- _PROVIDED DATA_
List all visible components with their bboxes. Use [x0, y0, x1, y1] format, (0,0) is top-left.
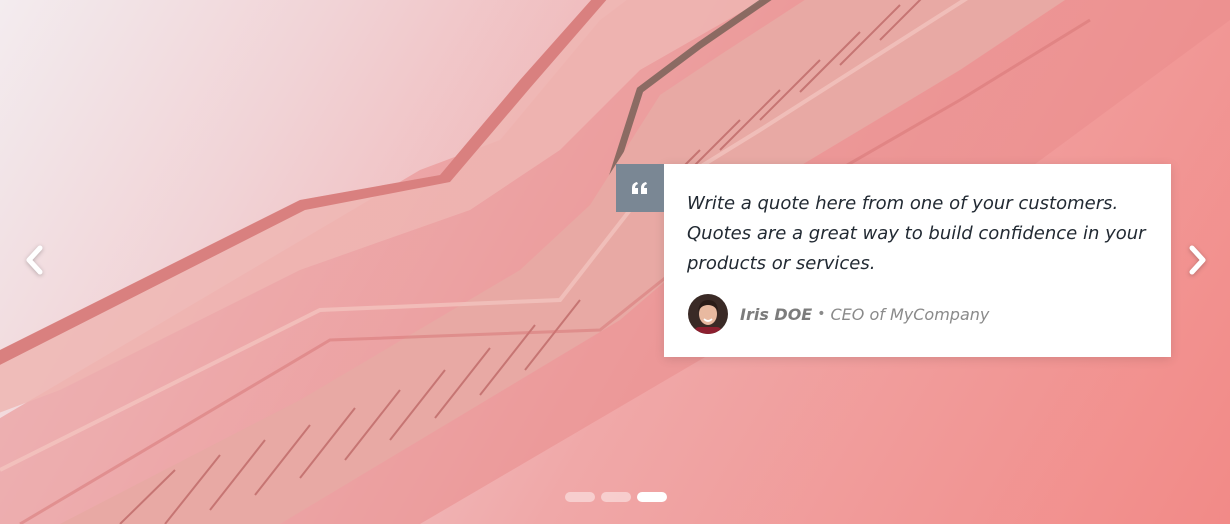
- author-avatar: [688, 294, 728, 334]
- chevron-right-icon: [1189, 245, 1206, 275]
- chevron-left-icon: [26, 245, 43, 275]
- quote-icon: [632, 182, 647, 194]
- author-separator: •: [817, 306, 826, 322]
- carousel-indicators: [565, 492, 667, 502]
- carousel-indicator[interactable]: [601, 492, 631, 502]
- quote-badge: [616, 164, 664, 212]
- testimonial-author: Iris DOE • CEO of MyCompany: [688, 294, 989, 334]
- carousel-indicator[interactable]: [565, 492, 595, 502]
- testimonial-quote: Write a quote here from one of your cust…: [687, 193, 1146, 274]
- carousel-indicator-active[interactable]: [637, 492, 667, 502]
- testimonial-card: Write a quote here from one of your cust…: [664, 164, 1171, 357]
- testimonial-carousel: Write a quote here from one of your cust…: [0, 0, 1230, 524]
- carousel-prev-button[interactable]: [14, 240, 54, 280]
- carousel-next-button[interactable]: [1178, 240, 1218, 280]
- author-role: CEO of MyCompany: [830, 304, 990, 324]
- author-name: Iris DOE: [740, 304, 813, 324]
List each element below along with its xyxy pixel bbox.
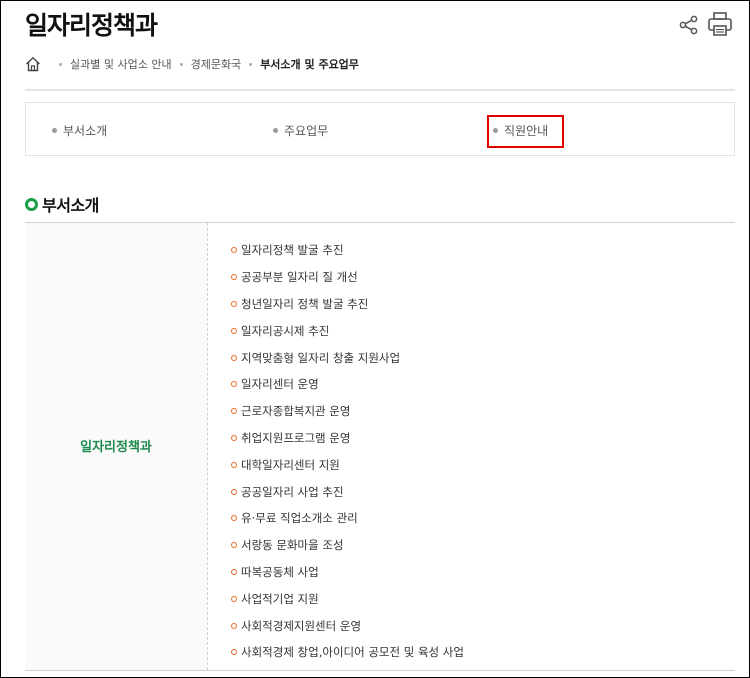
circle-bullet-icon [231,354,237,361]
duty-text: 유·무료 직업소개소 관리 [241,511,358,526]
list-item: 공공일자리 사업 추진 [231,478,464,505]
list-item: 유·무료 직업소개소 관리 [231,505,464,532]
duty-text: 일자리공시제 추진 [241,323,330,338]
list-item: 지역맞춤형 일자리 창출 지원사업 [231,344,464,371]
print-icon[interactable] [707,11,733,37]
tab-label: 부서소개 [63,124,108,138]
circle-bullet-icon [231,408,237,415]
list-item: 일자리센터 운영 [231,371,464,398]
section-heading: 부서소개 [25,192,99,216]
page-title: 일자리정책과 [25,11,158,40]
list-item: 일자리공시제 추진 [231,317,464,344]
duty-text: 근로자종합복지관 운영 [241,404,351,419]
duty-text: 사업적기업 지원 [241,591,319,606]
list-item: 청년일자리 정책 발굴 추진 [231,291,464,318]
circle-bullet-icon [231,515,237,522]
breadcrumb-separator [59,62,62,66]
duty-text: 청년일자리 정책 발굴 추진 [241,296,369,311]
highlight-box [487,115,564,148]
duty-text: 취업지원프로그램 운영 [241,430,351,445]
duty-text: 사회적경제지원센터 운영 [241,618,362,633]
department-name: 일자리정책과 [80,440,152,455]
home-icon[interactable] [25,56,41,72]
breadcrumb-item-division-guide[interactable]: 실과별 및 사업소 안내 [70,56,172,72]
circle-bullet-icon [231,274,237,281]
duty-text: 일자리센터 운영 [241,377,319,392]
circle-bullet-icon [231,568,237,575]
tab-label: 주요업무 [284,124,329,138]
duty-text: 지역맞춤형 일자리 창출 지원사업 [241,350,401,365]
circle-bullet-icon [231,649,237,656]
list-item: 따복공동체 사업 [231,559,464,586]
circle-bullet-icon [231,622,237,629]
breadcrumb-item-economy-culture[interactable]: 경제문화국 [191,56,242,72]
circle-bullet-icon [231,247,237,254]
tab-bar: 부서소개 주요업무 직원안내 [25,102,735,156]
duty-list: 일자리정책 발굴 추진 공공부분 일자리 질 개선 청년일자리 정책 발굴 추진… [231,237,464,666]
share-icon[interactable] [678,14,700,36]
duty-text: 대학일자리센터 지원 [241,457,340,472]
list-item: 서랑동 문화마을 조성 [231,532,464,559]
circle-bullet-icon [231,434,237,441]
header-divider [25,89,735,91]
table-divider [207,223,208,670]
circle-bullet-icon [231,542,237,549]
tab-main-duties[interactable]: 주요업무 [273,122,328,139]
duty-text: 공공일자리 사업 추진 [241,484,344,499]
tab-bullet [273,128,278,133]
list-item: 사업적기업 지원 [231,585,464,612]
duty-text: 공공부분 일자리 질 개선 [241,270,358,285]
circle-bullet-icon [231,381,237,388]
breadcrumb-separator [179,62,183,66]
circle-bullet-icon [231,300,237,307]
list-item: 근로자종합복지관 운영 [231,398,464,425]
duty-text: 따복공동체 사업 [241,564,319,579]
table-bottom-border [25,670,735,671]
list-item: 사회적경제 창업,아이디어 공모전 및 육성 사업 [231,639,464,666]
tab-department-intro[interactable]: 부서소개 [52,122,107,139]
list-item: 대학일자리센터 지원 [231,451,464,478]
list-item: 공공부분 일자리 질 개선 [231,264,464,291]
duty-text: 사회적경제 창업,아이디어 공모전 및 육성 사업 [241,645,464,660]
circle-bullet-icon [231,461,237,468]
tab-bullet [52,128,57,133]
section-title: 부서소개 [42,196,99,215]
ring-icon [25,197,38,211]
circle-bullet-icon [231,327,237,334]
breadcrumb: 실과별 및 사업소 안내 경제문화국 부서소개 및 주요업무 [25,54,359,74]
list-item: 일자리정책 발굴 추진 [231,237,464,264]
list-item: 취업지원프로그램 운영 [231,425,464,452]
duty-text: 일자리정책 발굴 추진 [241,243,344,258]
circle-bullet-icon [231,488,237,495]
breadcrumb-item-current: 부서소개 및 주요업무 [260,58,359,71]
breadcrumb-separator [249,62,253,66]
circle-bullet-icon [231,595,237,602]
duty-text: 서랑동 문화마을 조성 [241,538,344,553]
list-item: 사회적경제지원센터 운영 [231,612,464,639]
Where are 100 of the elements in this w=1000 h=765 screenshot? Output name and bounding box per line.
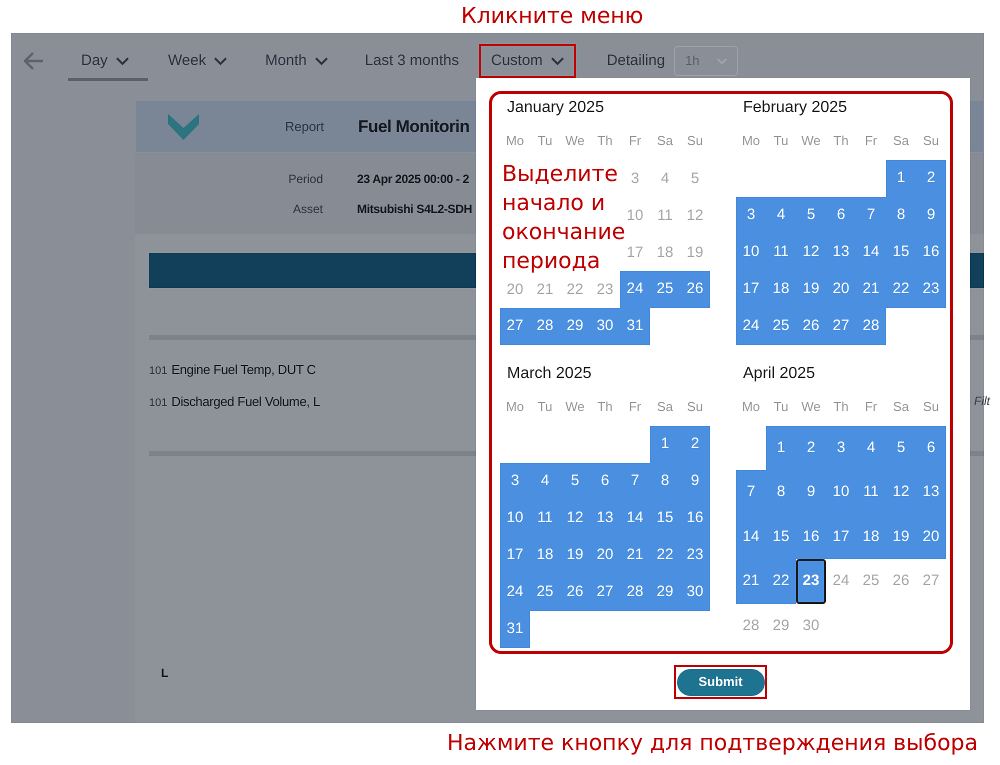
calendar-day[interactable]: 18 bbox=[656, 244, 674, 262]
calendar-day[interactable]: 26 bbox=[892, 572, 910, 590]
calendar-day[interactable]: 12 bbox=[886, 470, 916, 515]
calendar-day[interactable]: 21 bbox=[736, 559, 766, 604]
calendar-day[interactable]: 17 bbox=[736, 271, 766, 308]
back-arrow-icon[interactable] bbox=[24, 52, 44, 70]
calendar-day[interactable]: 4 bbox=[856, 426, 886, 470]
calendar-day[interactable]: 25 bbox=[530, 574, 560, 611]
calendar-day[interactable]: 6 bbox=[916, 426, 946, 470]
calendar-day[interactable]: 4 bbox=[660, 170, 670, 188]
calendar-day[interactable]: 30 bbox=[802, 616, 820, 635]
calendar-day[interactable]: 15 bbox=[886, 234, 916, 271]
calendar-day[interactable]: 12 bbox=[686, 206, 704, 224]
period-tab[interactable]: Day bbox=[68, 41, 148, 81]
calendar-day[interactable]: 26 bbox=[560, 574, 590, 611]
calendar-day[interactable]: 30 bbox=[590, 308, 620, 345]
calendar-day[interactable]: 1 bbox=[766, 426, 796, 470]
period-tab[interactable]: Custom bbox=[479, 44, 576, 78]
period-tab[interactable]: Month bbox=[265, 44, 328, 78]
calendar-day[interactable]: 11 bbox=[766, 234, 796, 271]
calendar-day[interactable]: 9 bbox=[796, 470, 826, 515]
calendar-day[interactable]: 6 bbox=[826, 197, 856, 234]
calendar-day[interactable]: 16 bbox=[680, 500, 710, 537]
calendar-day[interactable]: 20 bbox=[506, 280, 524, 298]
calendar-day[interactable]: 10 bbox=[826, 470, 856, 515]
calendar-day[interactable]: 5 bbox=[690, 170, 700, 188]
calendar-day[interactable]: 14 bbox=[736, 514, 766, 560]
calendar-day[interactable]: 22 bbox=[886, 271, 916, 308]
calendar-day[interactable]: 17 bbox=[500, 537, 530, 574]
calendar-day[interactable]: 27 bbox=[922, 572, 940, 590]
calendar-day[interactable]: 22 bbox=[766, 559, 796, 604]
calendar-day[interactable]: 13 bbox=[826, 234, 856, 271]
calendar-day[interactable]: 31 bbox=[500, 611, 530, 648]
calendar-day[interactable]: 4 bbox=[530, 463, 560, 500]
calendar-day[interactable]: 10 bbox=[626, 206, 644, 224]
calendar-day[interactable]: 3 bbox=[736, 197, 766, 234]
calendar-day[interactable]: 10 bbox=[736, 234, 766, 271]
calendar-day[interactable]: 19 bbox=[796, 271, 826, 308]
calendar-day[interactable]: 15 bbox=[650, 500, 680, 537]
calendar-day[interactable]: 8 bbox=[650, 463, 680, 500]
calendar-day[interactable]: 12 bbox=[796, 234, 826, 271]
calendar-day[interactable]: 16 bbox=[796, 514, 826, 560]
calendar-day[interactable]: 25 bbox=[650, 271, 680, 308]
calendar-day[interactable]: 24 bbox=[620, 271, 650, 308]
calendar-day[interactable]: 18 bbox=[766, 271, 796, 308]
calendar-day[interactable]: 1 bbox=[650, 426, 680, 463]
calendar-day[interactable]: 22 bbox=[650, 537, 680, 574]
calendar-day[interactable]: 12 bbox=[560, 500, 590, 537]
calendar-day[interactable]: 29 bbox=[560, 308, 590, 345]
calendar-day[interactable]: 28 bbox=[530, 308, 560, 345]
calendar-day[interactable]: 8 bbox=[766, 470, 796, 515]
period-tab[interactable]: Last 3 months bbox=[364, 44, 459, 78]
calendar-day[interactable]: 28 bbox=[620, 574, 650, 611]
calendar-day[interactable]: 16 bbox=[916, 234, 946, 271]
calendar-day[interactable]: 24 bbox=[736, 308, 766, 345]
calendar-day[interactable]: 7 bbox=[620, 463, 650, 500]
calendar-day[interactable]: 11 bbox=[856, 470, 886, 515]
calendar-day[interactable]: 27 bbox=[826, 308, 856, 345]
calendar-day[interactable]: 23 bbox=[596, 280, 614, 298]
calendar-day[interactable]: 11 bbox=[657, 206, 673, 224]
calendar-day[interactable]: 19 bbox=[686, 244, 704, 262]
calendar-day[interactable]: 13 bbox=[590, 500, 620, 537]
calendar-day[interactable]: 23 bbox=[916, 271, 946, 308]
calendar-day[interactable]: 19 bbox=[560, 537, 590, 574]
calendar-day[interactable]: 9 bbox=[916, 197, 946, 234]
calendar-day[interactable]: 20 bbox=[826, 271, 856, 308]
calendar-day[interactable]: 5 bbox=[560, 463, 590, 500]
calendar-day[interactable]: 26 bbox=[796, 308, 826, 345]
calendar-day[interactable]: 17 bbox=[626, 244, 644, 262]
calendar-day[interactable]: 22 bbox=[566, 280, 584, 298]
calendar-day[interactable]: 24 bbox=[500, 574, 530, 611]
calendar-day[interactable]: 11 bbox=[530, 500, 560, 537]
calendar-day[interactable]: 15 bbox=[766, 514, 796, 560]
calendar-day[interactable]: 23 bbox=[796, 559, 826, 604]
calendar-day[interactable]: 18 bbox=[856, 514, 886, 560]
calendar-day[interactable]: 1 bbox=[886, 160, 916, 197]
calendar-day[interactable]: 30 bbox=[680, 574, 710, 611]
calendar-day[interactable]: 27 bbox=[590, 574, 620, 611]
calendar-day[interactable]: 28 bbox=[742, 616, 760, 635]
calendar-day[interactable]: 26 bbox=[680, 271, 710, 308]
calendar-day[interactable]: 14 bbox=[856, 234, 886, 271]
calendar-day[interactable]: 25 bbox=[766, 308, 796, 345]
calendar-day[interactable]: 21 bbox=[620, 537, 650, 574]
calendar-day[interactable]: 2 bbox=[796, 426, 826, 470]
calendar-day[interactable]: 21 bbox=[536, 280, 554, 298]
calendar-day[interactable]: 20 bbox=[590, 537, 620, 574]
calendar-day[interactable]: 29 bbox=[650, 574, 680, 611]
calendar-day[interactable]: 29 bbox=[772, 616, 790, 635]
calendar-day[interactable]: 20 bbox=[916, 514, 946, 560]
calendar-day[interactable]: 27 bbox=[500, 308, 530, 345]
calendar-day[interactable]: 7 bbox=[856, 197, 886, 234]
calendar-day[interactable]: 31 bbox=[620, 308, 650, 345]
calendar-day[interactable]: 10 bbox=[500, 500, 530, 537]
calendar-day[interactable]: 23 bbox=[680, 537, 710, 574]
calendar-day[interactable]: 17 bbox=[826, 514, 856, 560]
calendar-day[interactable]: 18 bbox=[530, 537, 560, 574]
calendar-day[interactable]: 7 bbox=[736, 470, 766, 515]
calendar-day[interactable]: 25 bbox=[862, 572, 880, 590]
calendar-day[interactable]: 3 bbox=[630, 170, 640, 188]
calendar-day[interactable]: 2 bbox=[680, 426, 710, 463]
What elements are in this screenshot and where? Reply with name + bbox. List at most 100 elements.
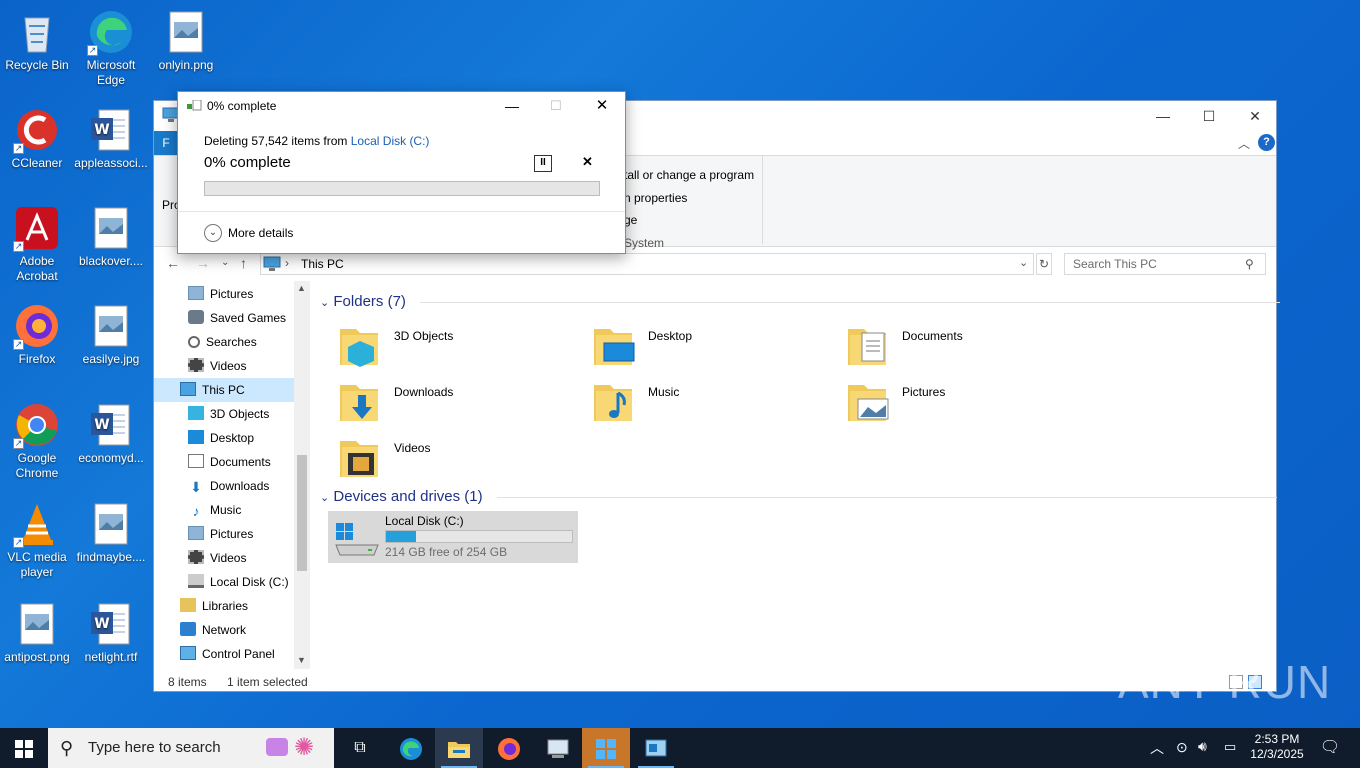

- _TASK DIRECTIONS_
Please print the lines from the records above, from the line with "circle-bullet-icon [231,354,237,361]" up to and including the line with "circle-bullet-icon [231,408,237,415]", copying each one unchanged.

- _RESPONSE_
circle-bullet-icon [231,354,237,361]
duty-text: 유·무료 직업소개소 관리 [241,511,358,526]
list-item: 공공일자리 사업 추진 [231,478,464,505]
list-item: 유·무료 직업소개소 관리 [231,505,464,532]
duty-text: 일자리공시제 추진 [241,323,330,338]
list-item: 지역맞춤형 일자리 창출 지원사업 [231,344,464,371]
print-icon[interactable] [707,11,733,37]
tab-label: 부서소개 [63,124,108,138]
circle-bullet-icon [231,408,237,415]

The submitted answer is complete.